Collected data
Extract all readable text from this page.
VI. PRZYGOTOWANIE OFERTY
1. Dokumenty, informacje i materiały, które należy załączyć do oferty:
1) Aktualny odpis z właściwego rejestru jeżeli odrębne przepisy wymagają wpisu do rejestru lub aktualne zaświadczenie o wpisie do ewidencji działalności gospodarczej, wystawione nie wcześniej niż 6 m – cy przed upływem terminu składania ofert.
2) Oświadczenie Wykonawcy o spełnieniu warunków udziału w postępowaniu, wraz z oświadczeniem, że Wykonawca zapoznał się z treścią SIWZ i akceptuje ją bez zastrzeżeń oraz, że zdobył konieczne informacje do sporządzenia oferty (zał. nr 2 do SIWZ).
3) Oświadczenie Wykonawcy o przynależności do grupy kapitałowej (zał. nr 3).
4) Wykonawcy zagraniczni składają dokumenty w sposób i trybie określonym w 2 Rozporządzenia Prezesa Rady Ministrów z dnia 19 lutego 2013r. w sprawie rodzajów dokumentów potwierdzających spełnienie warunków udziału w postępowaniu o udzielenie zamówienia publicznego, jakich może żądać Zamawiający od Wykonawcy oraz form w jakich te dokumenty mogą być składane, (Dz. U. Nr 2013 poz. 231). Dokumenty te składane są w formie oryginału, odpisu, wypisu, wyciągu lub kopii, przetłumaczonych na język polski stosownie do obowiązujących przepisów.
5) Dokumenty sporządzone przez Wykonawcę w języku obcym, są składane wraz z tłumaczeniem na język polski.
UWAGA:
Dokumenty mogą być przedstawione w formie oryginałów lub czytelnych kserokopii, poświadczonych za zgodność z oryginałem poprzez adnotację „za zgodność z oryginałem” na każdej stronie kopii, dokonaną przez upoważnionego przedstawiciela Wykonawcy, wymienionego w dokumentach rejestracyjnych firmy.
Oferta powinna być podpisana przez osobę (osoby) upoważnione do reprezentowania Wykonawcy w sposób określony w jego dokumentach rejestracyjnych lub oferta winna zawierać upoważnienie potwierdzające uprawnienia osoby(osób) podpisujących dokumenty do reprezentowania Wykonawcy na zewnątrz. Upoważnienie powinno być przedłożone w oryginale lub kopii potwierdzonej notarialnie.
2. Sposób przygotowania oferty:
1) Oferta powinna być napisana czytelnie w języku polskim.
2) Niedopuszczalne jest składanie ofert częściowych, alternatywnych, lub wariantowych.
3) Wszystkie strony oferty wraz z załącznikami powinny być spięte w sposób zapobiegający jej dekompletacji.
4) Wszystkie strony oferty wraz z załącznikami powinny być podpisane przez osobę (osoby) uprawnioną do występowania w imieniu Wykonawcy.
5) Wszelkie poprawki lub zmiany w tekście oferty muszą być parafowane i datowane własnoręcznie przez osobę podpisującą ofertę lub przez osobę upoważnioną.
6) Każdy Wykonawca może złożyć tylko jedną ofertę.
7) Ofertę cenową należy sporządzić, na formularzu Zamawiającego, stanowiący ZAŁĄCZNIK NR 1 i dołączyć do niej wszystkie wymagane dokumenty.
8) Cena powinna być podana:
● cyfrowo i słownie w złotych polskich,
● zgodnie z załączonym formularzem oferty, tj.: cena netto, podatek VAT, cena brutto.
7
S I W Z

- [Aim]
Going through the data, tally the lines containing "powinny" and report only the result.

- [Answer for this exercise]
2